TASK BRIEF:
Your answer should be every line of the records that contains the word "using", copied as it stands.

Page content transcription data
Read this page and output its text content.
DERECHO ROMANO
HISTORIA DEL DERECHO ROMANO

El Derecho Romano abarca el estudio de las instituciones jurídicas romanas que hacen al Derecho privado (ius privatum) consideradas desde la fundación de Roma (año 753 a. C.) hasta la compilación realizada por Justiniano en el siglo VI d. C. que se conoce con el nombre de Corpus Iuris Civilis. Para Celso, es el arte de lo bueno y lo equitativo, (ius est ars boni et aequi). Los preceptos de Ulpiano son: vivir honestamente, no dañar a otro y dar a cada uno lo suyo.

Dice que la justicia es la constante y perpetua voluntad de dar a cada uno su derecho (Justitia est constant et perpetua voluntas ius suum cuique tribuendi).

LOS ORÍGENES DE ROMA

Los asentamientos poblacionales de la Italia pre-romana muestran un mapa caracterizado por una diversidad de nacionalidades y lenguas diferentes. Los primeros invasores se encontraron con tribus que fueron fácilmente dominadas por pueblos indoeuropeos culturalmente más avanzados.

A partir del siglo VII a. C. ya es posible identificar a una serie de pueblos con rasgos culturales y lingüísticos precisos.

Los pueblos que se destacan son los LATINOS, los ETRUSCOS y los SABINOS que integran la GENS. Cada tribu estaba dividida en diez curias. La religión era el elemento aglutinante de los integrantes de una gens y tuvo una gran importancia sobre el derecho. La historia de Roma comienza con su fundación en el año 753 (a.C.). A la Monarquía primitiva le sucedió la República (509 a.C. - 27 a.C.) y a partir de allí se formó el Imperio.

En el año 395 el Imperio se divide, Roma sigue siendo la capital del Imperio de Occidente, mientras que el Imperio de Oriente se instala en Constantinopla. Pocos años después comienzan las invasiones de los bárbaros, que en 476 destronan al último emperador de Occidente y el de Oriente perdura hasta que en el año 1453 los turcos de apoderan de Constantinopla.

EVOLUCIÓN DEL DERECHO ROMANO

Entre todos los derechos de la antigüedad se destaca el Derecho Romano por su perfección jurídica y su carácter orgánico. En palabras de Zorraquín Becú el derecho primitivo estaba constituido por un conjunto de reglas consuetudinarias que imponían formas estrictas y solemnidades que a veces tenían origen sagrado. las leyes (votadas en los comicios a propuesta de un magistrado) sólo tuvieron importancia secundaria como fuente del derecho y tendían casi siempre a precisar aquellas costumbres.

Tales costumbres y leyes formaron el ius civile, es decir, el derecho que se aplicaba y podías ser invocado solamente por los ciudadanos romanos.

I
==
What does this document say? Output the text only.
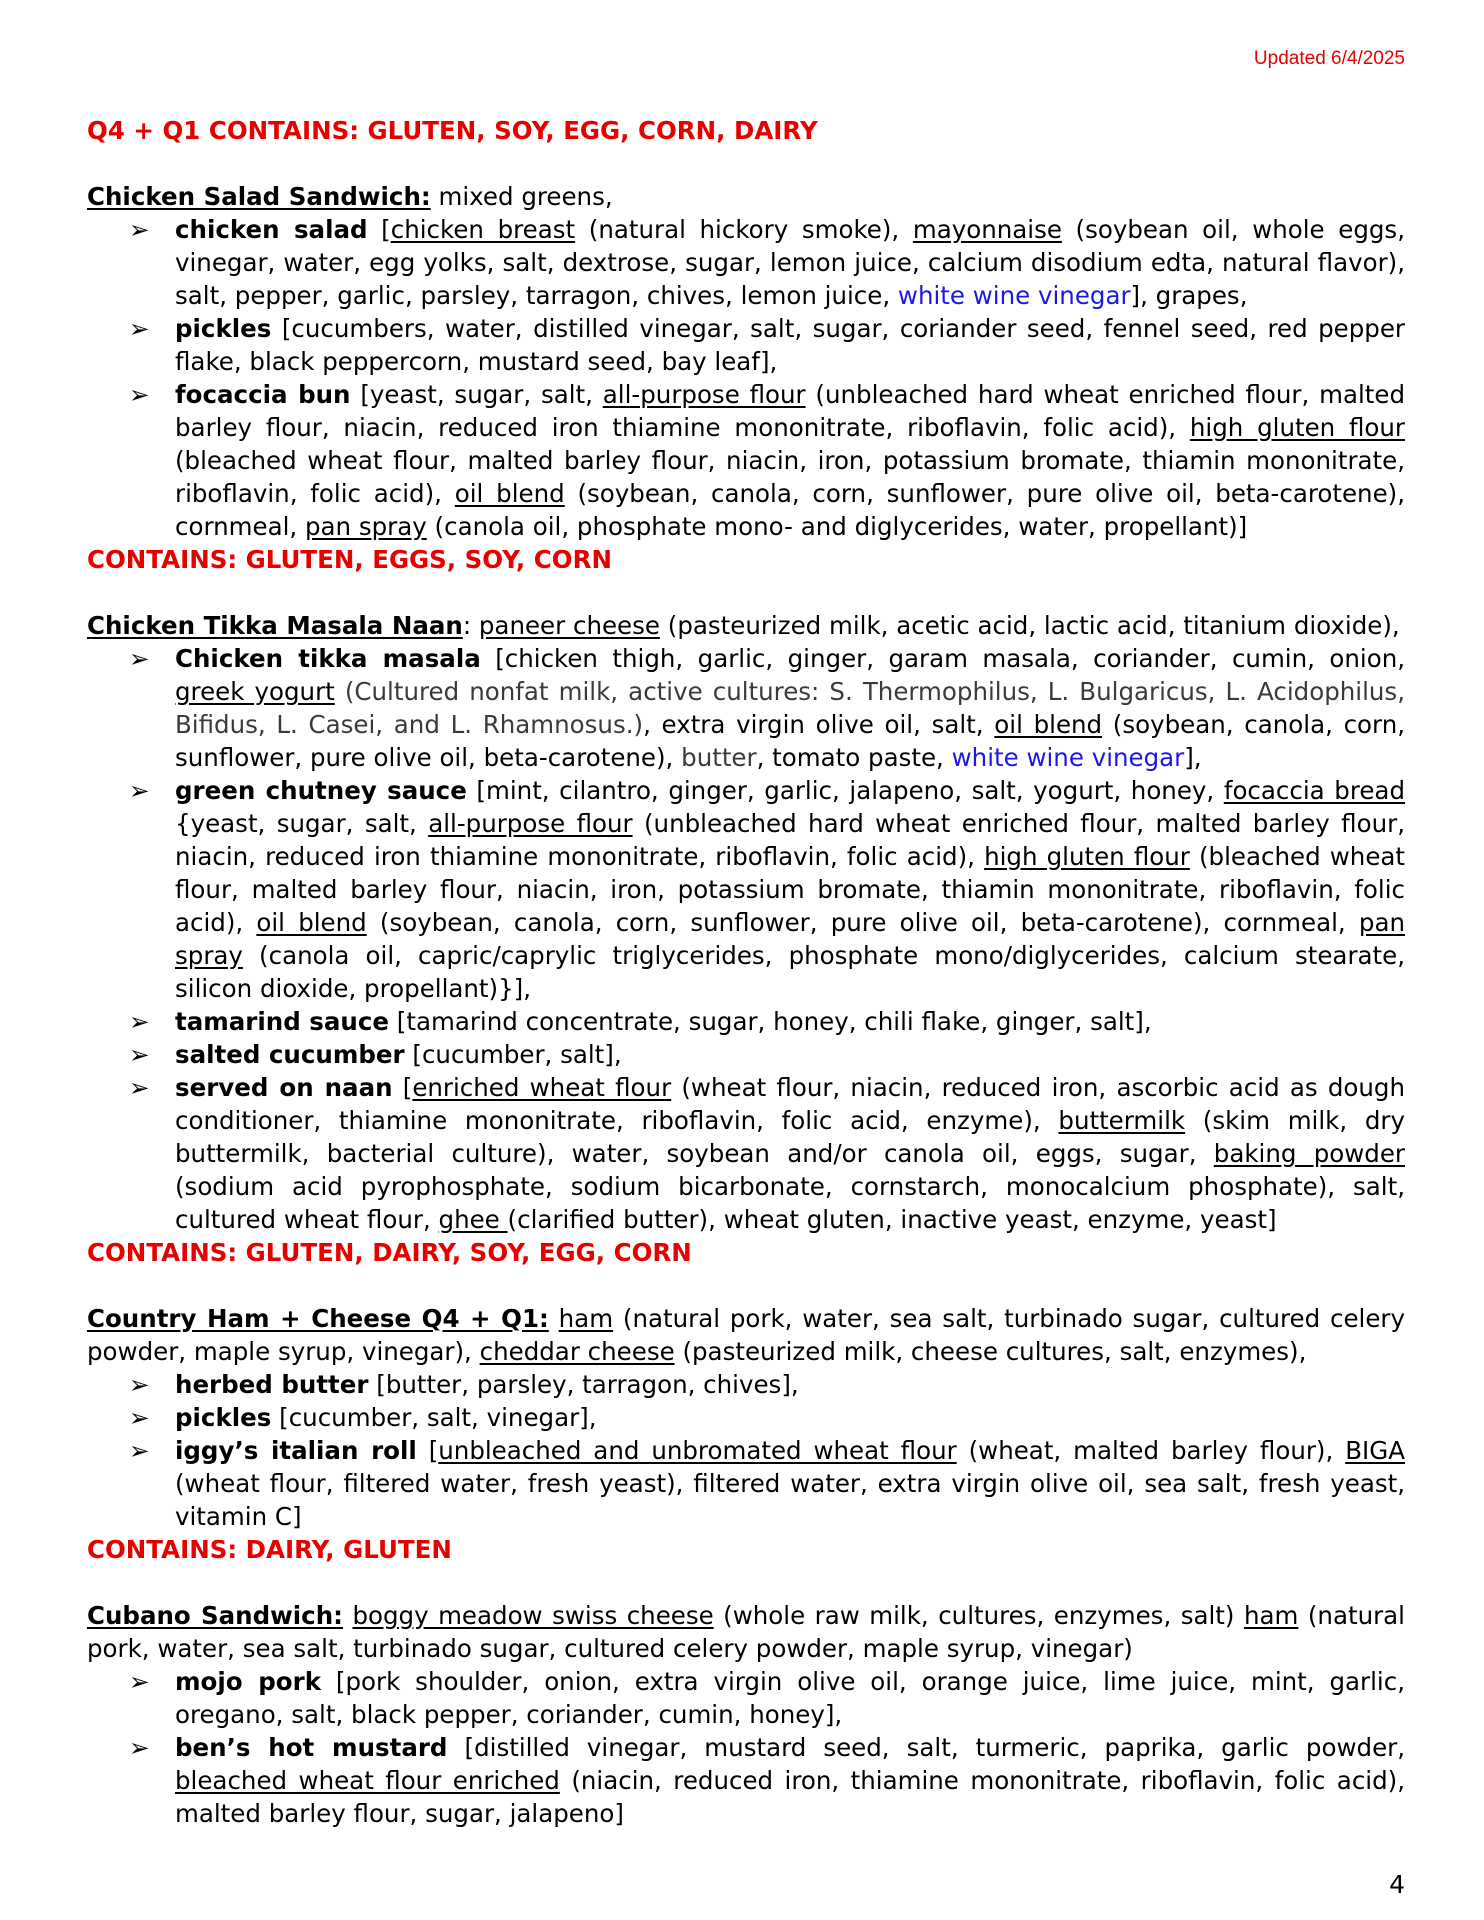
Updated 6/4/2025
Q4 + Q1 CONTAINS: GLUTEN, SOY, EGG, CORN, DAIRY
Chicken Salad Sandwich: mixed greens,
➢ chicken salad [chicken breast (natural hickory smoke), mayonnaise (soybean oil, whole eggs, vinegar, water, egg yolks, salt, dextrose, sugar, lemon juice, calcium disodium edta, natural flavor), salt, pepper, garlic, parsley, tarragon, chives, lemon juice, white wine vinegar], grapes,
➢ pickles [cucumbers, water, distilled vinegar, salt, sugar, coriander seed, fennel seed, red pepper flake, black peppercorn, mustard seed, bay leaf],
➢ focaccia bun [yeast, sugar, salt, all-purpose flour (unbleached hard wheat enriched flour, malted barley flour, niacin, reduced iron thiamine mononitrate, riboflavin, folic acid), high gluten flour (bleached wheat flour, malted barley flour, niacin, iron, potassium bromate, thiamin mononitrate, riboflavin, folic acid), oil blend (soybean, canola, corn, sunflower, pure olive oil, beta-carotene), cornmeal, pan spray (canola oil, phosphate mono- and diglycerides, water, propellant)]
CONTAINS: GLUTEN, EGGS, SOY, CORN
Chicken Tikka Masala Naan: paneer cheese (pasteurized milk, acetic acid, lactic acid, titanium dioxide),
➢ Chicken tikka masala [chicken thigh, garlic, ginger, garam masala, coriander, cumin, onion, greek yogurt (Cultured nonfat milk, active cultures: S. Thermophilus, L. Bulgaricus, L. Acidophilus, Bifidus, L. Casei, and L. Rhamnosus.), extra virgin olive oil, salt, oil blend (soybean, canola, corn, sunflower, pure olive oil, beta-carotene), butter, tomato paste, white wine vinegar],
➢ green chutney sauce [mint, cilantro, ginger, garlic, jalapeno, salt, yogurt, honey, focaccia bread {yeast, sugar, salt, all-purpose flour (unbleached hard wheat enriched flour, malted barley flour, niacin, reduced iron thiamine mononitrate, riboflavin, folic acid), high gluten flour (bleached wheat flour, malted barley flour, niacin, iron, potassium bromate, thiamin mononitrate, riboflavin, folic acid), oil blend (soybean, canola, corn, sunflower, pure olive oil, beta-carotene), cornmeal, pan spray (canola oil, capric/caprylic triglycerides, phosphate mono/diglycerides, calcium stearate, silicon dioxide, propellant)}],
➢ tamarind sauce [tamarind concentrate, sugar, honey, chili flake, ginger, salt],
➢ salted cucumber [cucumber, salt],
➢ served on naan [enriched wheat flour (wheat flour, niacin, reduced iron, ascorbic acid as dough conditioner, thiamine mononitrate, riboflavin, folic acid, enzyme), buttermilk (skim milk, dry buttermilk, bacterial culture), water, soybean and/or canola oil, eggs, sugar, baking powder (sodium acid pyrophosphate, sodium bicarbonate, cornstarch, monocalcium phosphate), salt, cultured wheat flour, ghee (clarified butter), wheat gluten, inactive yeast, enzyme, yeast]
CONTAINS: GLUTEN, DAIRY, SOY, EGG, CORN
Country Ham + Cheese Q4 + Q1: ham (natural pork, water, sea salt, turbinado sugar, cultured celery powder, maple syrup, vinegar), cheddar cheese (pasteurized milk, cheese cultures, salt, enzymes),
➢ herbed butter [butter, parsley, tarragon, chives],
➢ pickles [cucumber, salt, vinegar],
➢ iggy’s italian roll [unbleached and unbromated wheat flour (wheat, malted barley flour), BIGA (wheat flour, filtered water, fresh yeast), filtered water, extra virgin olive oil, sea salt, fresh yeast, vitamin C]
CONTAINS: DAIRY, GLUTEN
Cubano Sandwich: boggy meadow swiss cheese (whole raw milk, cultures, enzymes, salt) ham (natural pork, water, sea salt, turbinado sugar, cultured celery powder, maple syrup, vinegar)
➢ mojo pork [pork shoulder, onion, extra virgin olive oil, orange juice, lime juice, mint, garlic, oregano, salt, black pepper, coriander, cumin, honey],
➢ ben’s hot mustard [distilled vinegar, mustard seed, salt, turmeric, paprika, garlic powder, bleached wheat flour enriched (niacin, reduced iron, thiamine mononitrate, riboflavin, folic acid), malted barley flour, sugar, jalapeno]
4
---
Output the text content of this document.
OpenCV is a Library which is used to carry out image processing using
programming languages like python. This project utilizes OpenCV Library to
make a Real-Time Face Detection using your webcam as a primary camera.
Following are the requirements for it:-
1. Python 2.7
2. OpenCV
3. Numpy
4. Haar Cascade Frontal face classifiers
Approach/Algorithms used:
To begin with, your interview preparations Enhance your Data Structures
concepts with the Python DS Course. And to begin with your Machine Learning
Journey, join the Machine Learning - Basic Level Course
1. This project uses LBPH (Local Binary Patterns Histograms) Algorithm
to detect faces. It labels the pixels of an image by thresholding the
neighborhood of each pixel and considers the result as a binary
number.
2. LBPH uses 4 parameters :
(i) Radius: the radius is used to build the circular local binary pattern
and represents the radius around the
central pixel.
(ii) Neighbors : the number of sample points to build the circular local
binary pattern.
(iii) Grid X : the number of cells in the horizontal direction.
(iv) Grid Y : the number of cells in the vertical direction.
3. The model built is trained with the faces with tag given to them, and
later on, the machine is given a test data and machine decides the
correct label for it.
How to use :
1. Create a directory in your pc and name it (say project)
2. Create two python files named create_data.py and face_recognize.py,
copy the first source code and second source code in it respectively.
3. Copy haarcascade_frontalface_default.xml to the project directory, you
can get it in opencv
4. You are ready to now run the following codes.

WRITTEN REPLY:
OpenCV is a Library which is used to carry out image processing using
make a Real-Time Face Detection using your webcam as a primary camera.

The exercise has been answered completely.